— START Data for processing —

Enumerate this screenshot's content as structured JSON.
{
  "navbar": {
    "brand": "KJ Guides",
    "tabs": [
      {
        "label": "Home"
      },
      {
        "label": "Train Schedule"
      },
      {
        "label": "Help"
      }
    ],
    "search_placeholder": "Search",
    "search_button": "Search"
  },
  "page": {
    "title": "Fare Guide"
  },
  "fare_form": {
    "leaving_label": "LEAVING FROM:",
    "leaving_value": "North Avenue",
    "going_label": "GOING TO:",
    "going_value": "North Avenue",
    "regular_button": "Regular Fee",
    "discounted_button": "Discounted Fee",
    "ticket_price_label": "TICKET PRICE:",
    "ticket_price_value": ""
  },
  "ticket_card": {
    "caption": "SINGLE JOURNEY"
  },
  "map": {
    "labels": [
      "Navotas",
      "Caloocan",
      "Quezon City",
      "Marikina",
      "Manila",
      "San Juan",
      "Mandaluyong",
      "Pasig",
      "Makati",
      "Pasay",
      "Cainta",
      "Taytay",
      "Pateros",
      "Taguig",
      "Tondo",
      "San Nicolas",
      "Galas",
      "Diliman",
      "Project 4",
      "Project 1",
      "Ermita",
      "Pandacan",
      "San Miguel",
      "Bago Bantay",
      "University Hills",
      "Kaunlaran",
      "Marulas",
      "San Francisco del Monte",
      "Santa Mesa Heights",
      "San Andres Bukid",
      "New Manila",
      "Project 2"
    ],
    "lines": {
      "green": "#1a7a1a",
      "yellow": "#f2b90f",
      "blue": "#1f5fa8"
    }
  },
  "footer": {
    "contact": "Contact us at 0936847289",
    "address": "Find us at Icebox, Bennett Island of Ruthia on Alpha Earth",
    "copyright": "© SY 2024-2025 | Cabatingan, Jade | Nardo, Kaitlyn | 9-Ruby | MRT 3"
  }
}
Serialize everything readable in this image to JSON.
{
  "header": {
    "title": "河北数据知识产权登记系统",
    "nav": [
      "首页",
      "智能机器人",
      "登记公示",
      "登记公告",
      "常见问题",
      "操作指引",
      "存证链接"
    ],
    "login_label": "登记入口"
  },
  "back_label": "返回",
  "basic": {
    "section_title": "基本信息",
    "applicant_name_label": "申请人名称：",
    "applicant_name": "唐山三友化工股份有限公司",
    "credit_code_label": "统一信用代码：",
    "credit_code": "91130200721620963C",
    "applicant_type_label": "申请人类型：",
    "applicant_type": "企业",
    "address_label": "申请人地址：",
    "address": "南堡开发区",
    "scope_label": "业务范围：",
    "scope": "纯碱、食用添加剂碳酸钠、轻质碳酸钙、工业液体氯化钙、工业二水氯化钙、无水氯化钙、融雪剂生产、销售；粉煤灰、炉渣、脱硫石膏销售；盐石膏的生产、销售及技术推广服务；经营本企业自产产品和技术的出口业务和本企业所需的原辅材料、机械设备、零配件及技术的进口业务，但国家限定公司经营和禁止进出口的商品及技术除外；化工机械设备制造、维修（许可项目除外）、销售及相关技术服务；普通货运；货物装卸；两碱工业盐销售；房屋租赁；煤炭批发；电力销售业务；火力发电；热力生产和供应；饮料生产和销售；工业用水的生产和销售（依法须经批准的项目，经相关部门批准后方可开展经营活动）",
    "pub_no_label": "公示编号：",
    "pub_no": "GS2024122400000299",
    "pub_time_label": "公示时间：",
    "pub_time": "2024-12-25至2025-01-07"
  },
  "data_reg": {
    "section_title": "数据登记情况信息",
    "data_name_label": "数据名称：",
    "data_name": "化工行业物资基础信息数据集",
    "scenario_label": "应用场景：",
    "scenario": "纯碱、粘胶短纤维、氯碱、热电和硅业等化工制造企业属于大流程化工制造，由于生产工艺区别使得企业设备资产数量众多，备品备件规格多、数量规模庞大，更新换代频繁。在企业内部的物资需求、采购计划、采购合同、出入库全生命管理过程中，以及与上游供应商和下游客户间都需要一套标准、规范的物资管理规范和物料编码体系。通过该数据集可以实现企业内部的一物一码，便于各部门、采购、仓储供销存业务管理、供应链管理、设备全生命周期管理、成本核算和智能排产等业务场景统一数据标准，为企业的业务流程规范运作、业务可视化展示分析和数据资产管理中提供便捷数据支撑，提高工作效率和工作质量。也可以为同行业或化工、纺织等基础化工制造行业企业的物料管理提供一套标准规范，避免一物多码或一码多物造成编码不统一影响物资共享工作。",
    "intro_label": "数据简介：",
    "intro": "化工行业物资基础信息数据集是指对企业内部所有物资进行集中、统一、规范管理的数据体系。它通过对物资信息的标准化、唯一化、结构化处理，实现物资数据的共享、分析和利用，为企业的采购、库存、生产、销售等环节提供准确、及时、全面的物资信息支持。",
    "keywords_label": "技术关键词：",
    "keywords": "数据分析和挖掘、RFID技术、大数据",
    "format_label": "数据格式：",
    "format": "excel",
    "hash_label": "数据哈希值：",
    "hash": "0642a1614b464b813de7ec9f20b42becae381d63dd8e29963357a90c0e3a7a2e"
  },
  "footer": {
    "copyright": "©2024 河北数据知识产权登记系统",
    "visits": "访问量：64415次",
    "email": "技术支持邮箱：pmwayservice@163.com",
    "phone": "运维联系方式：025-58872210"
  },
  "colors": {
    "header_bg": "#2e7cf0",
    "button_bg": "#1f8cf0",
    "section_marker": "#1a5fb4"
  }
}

— END Data for processing —

→ **Your instructions**
Go through the entries and repeat each one exactly.

→ **Task response**
Enumerate this screenshot's content as structured JSON.
{
  "navbar": {
    "brand": "KJ Guides",
    "tabs": [
      {
        "label": "Home"
      },
      {
        "label": "Train Schedule"
      },
      {
        "label": "Help"
      }
    ],
    "search_placeholder": "Search",
    "search_button": "Search"
  },
  "page": {
    "title": "Fare Guide"
  },
  "fare_form": {
    "leaving_label": "LEAVING FROM:",
    "leaving_value": "North Avenue",
    "going_label": "GOING TO:",
    "going_value": "North Avenue",
    "regular_button": "Regular Fee",
    "discounted_button": "Discounted Fee",
    "ticket_price_label": "TICKET PRICE:",
    "ticket_price_value": ""
  },
  "ticket_card": {
    "caption": "SINGLE JOURNEY"
  },
  "map": {
    "labels": [
      "Navotas",
      "Caloocan",
      "Quezon City",
      "Marikina",
      "Manila",
      "San Juan",
      "Mandaluyong",
      "Pasig",
      "Makati",
      "Pasay",
      "Cainta",
      "Taytay",
      "Pateros",
      "Taguig",
      "Tondo",
      "San Nicolas",
      "Galas",
      "Diliman",
      "Project 4",
      "Project 1",
      "Ermita",
      "Pandacan",
      "San Miguel",
      "Bago Bantay",
      "University Hills",
      "Kaunlaran",
      "Marulas",
      "San Francisco del Monte",
      "Santa Mesa Heights",
      "San Andres Bukid",
      "New Manila",
      "Project 2"
    ],
    "lines": {
      "green": "#1a7a1a",
      "yellow": "#f2b90f",
      "blue": "#1f5fa8"
    }
  },
  "footer": {
    "contact": "Contact us at 0936847289",
    "address": "Find us at Icebox, Bennett Island of Ruthia on Alpha Earth",
    "copyright": "© SY 2024-2025 | Cabatingan, Jade | Nardo, Kaitlyn | 9-Ruby | MRT 3"
  }
}
Serialize everything readable in this image to JSON.
{
  "header": {
    "title": "河北数据知识产权登记系统",
    "nav": [
      "首页",
      "智能机器人",
      "登记公示",
      "登记公告",
      "常见问题",
      "操作指引",
      "存证链接"
    ],
    "login_label": "登记入口"
  },
  "back_label": "返回",
  "basic": {
    "section_title": "基本信息",
    "applicant_name_label": "申请人名称：",
    "applicant_name": "唐山三友化工股份有限公司",
    "credit_code_label": "统一信用代码：",
    "credit_code": "91130200721620963C",
    "applicant_type_label": "申请人类型：",
    "applicant_type": "企业",
    "address_label": "申请人地址：",
    "address": "南堡开发区",
    "scope_label": "业务范围：",
    "scope": "纯碱、食用添加剂碳酸钠、轻质碳酸钙、工业液体氯化钙、工业二水氯化钙、无水氯化钙、融雪剂生产、销售；粉煤灰、炉渣、脱硫石膏销售；盐石膏的生产、销售及技术推广服务；经营本企业自产产品和技术的出口业务和本企业所需的原辅材料、机械设备、零配件及技术的进口业务，但国家限定公司经营和禁止进出口的商品及技术除外；化工机械设备制造、维修（许可项目除外）、销售及相关技术服务；普通货运；货物装卸；两碱工业盐销售；房屋租赁；煤炭批发；电力销售业务；火力发电；热力生产和供应；饮料生产和销售；工业用水的生产和销售（依法须经批准的项目，经相关部门批准后方可开展经营活动）",
    "pub_no_label": "公示编号：",
    "pub_no": "GS2024122400000299",
    "pub_time_label": "公示时间：",
    "pub_time": "2024-12-25至2025-01-07"
  },
  "data_reg": {
    "section_title": "数据登记情况信息",
    "data_name_label": "数据名称：",
    "data_name": "化工行业物资基础信息数据集",
    "scenario_label": "应用场景：",
    "scenario": "纯碱、粘胶短纤维、氯碱、热电和硅业等化工制造企业属于大流程化工制造，由于生产工艺区别使得企业设备资产数量众多，备品备件规格多、数量规模庞大，更新换代频繁。在企业内部的物资需求、采购计划、采购合同、出入库全生命管理过程中，以及与上游供应商和下游客户间都需要一套标准、规范的物资管理规范和物料编码体系。通过该数据集可以实现企业内部的一物一码，便于各部门、采购、仓储供销存业务管理、供应链管理、设备全生命周期管理、成本核算和智能排产等业务场景统一数据标准，为企业的业务流程规范运作、业务可视化展示分析和数据资产管理中提供便捷数据支撑，提高工作效率和工作质量。也可以为同行业或化工、纺织等基础化工制造行业企业的物料管理提供一套标准规范，避免一物多码或一码多物造成编码不统一影响物资共享工作。",
    "intro_label": "数据简介：",
    "intro": "化工行业物资基础信息数据集是指对企业内部所有物资进行集中、统一、规范管理的数据体系。它通过对物资信息的标准化、唯一化、结构化处理，实现物资数据的共享、分析和利用，为企业的采购、库存、生产、销售等环节提供准确、及时、全面的物资信息支持。",
    "keywords_label": "技术关键词：",
    "keywords": "数据分析和挖掘、RFID技术、大数据",
    "format_label": "数据格式：",
    "format": "excel",
    "hash_label": "数据哈希值：",
    "hash": "0642a1614b464b813de7ec9f20b42becae381d63dd8e29963357a90c0e3a7a2e"
  },
  "footer": {
    "copyright": "©2024 河北数据知识产权登记系统",
    "visits": "访问量：64415次",
    "email": "技术支持邮箱：pmwayservice@163.com",
    "phone": "运维联系方式：025-58872210"
  },
  "colors": {
    "header_bg": "#2e7cf0",
    "button_bg": "#1f8cf0",
    "section_marker": "#1a5fb4"
  }
}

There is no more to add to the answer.